▶ [PROBLEM STATEMENT]: Show all lines of the listing that hold the word "JSON".
___ DATA TO USE
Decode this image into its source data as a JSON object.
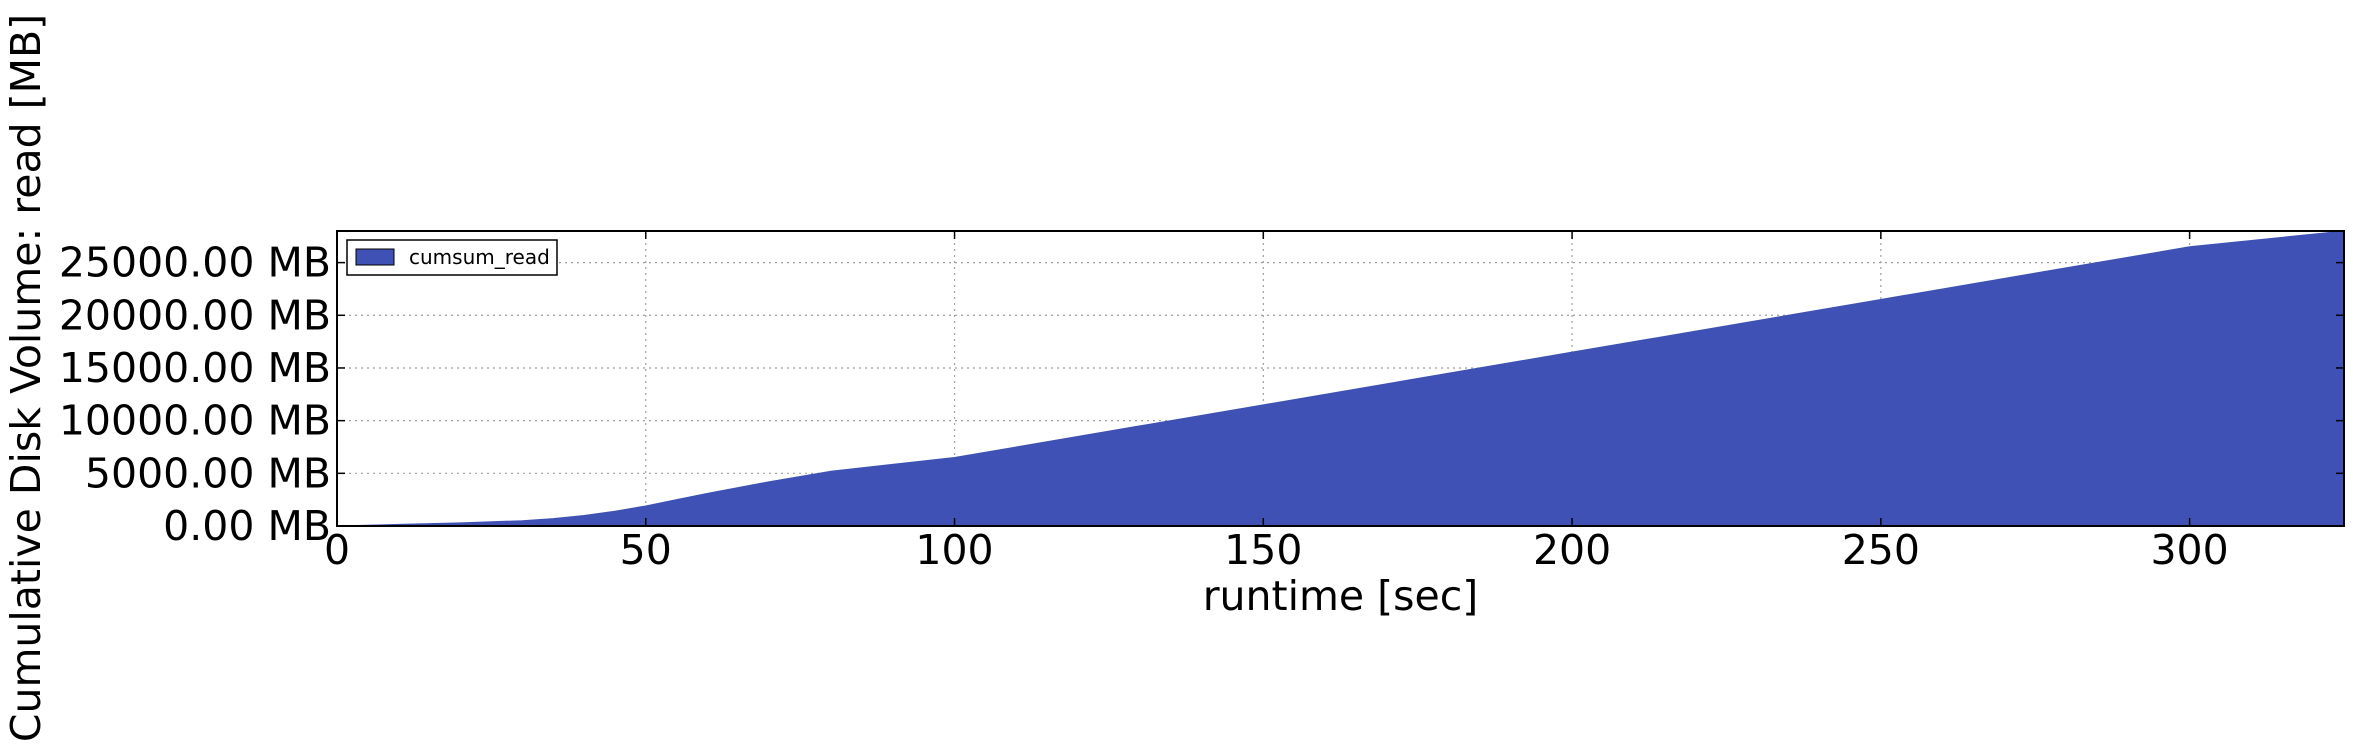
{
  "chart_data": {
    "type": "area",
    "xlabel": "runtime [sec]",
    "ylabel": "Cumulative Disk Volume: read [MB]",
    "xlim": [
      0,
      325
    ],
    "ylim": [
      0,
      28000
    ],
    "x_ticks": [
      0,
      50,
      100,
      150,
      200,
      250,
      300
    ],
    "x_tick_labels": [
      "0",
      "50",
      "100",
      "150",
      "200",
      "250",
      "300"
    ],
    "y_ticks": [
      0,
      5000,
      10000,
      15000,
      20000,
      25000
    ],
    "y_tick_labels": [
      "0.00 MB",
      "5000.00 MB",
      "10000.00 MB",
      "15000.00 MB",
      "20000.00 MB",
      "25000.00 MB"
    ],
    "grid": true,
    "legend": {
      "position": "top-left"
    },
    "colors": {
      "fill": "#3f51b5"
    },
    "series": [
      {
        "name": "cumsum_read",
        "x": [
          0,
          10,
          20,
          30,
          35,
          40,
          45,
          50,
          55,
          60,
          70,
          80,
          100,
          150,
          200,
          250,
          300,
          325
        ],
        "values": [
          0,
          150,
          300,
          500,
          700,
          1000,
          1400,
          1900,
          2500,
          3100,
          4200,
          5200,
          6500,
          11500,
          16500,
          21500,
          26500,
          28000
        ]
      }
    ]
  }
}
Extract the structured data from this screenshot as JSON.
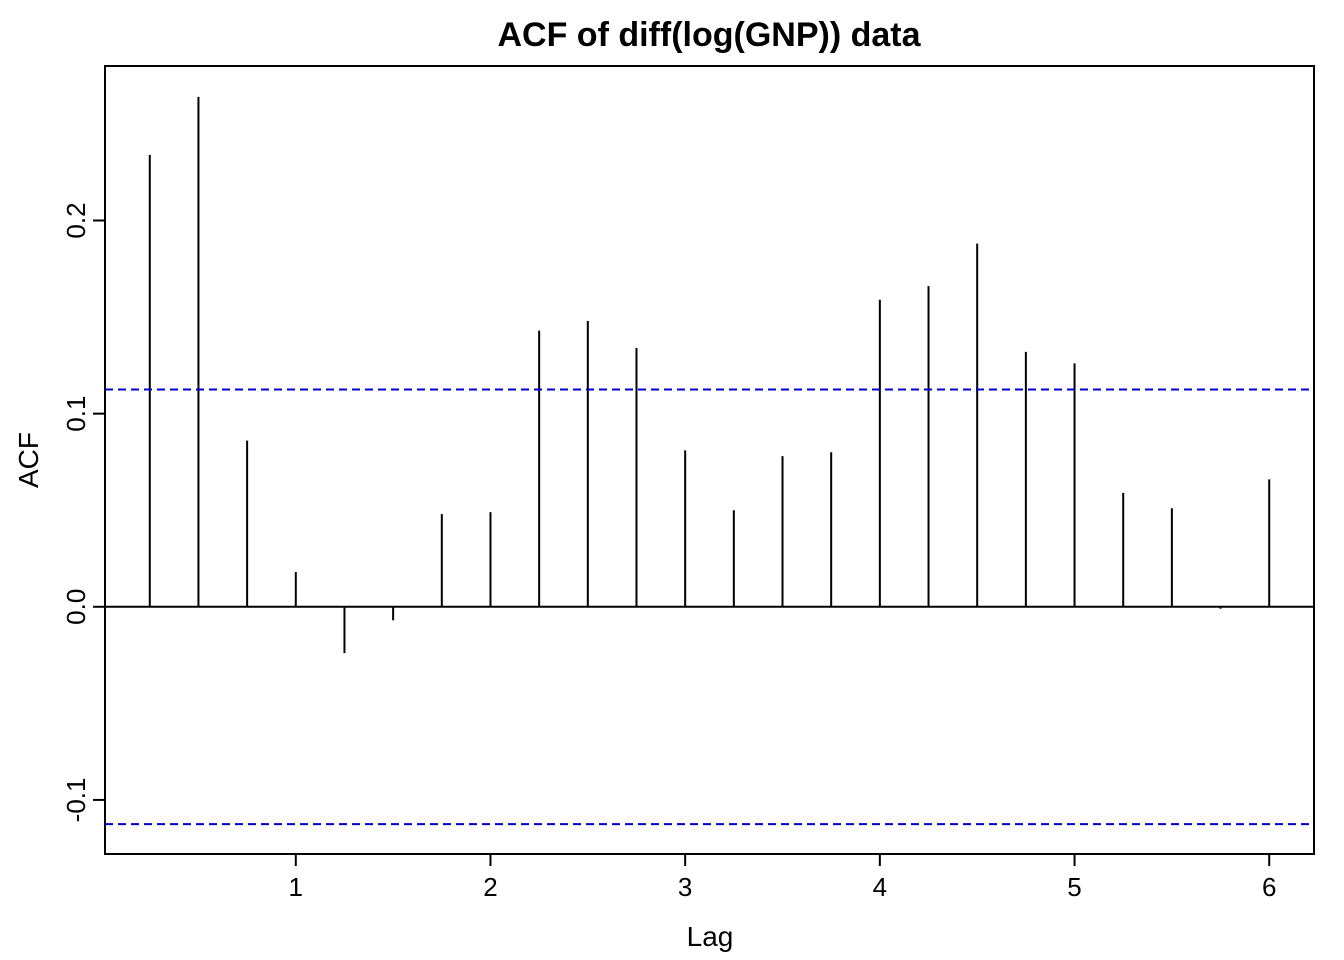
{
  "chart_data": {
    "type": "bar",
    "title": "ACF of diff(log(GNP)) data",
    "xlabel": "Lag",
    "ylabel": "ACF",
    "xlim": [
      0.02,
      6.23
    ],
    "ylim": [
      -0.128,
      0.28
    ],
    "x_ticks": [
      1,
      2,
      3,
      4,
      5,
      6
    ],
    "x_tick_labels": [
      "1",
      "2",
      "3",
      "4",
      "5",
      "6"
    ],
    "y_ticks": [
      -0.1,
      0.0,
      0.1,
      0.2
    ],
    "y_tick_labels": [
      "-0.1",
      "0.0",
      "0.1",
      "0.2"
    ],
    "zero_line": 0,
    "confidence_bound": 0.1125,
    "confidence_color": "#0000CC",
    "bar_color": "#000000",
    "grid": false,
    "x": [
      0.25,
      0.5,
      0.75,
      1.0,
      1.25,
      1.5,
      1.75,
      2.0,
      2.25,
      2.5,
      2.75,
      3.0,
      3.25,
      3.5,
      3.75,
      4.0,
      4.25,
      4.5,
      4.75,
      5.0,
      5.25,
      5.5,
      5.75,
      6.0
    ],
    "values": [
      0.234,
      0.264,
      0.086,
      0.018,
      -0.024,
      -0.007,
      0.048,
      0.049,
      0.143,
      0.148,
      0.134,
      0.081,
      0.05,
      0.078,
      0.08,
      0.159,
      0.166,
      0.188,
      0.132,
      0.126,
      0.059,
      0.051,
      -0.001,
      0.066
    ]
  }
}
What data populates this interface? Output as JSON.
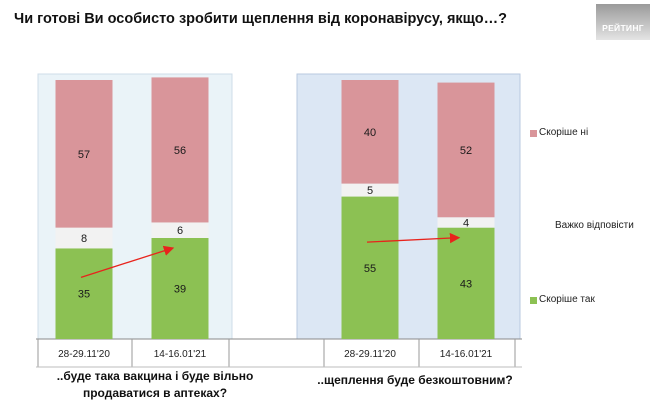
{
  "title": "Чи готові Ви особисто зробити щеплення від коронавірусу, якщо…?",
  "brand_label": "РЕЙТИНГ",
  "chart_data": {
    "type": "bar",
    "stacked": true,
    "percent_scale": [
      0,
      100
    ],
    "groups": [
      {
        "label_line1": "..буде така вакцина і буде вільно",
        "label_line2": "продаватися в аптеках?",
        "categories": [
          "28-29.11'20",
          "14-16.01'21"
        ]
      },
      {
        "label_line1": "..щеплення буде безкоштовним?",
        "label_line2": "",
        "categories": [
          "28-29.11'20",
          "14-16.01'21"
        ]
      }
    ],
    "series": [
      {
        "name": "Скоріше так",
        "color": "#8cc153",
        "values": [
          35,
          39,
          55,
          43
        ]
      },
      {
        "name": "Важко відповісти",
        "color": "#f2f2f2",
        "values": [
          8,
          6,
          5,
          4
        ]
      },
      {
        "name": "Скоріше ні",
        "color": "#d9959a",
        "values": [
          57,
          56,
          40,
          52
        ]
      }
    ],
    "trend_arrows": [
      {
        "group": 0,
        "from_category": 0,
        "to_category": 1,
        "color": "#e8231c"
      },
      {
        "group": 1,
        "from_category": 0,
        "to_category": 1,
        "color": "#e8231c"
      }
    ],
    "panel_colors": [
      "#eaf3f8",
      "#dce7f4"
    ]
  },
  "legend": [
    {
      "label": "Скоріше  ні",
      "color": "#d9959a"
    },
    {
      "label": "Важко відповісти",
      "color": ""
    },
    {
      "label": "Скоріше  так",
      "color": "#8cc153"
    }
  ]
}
______
▶ [COMPLETE ANSWER]:
Decode this image into its source data as a JSON object.
Extract the structured data from this screenshot as JSON.
What data populates this interface? Output as JSON.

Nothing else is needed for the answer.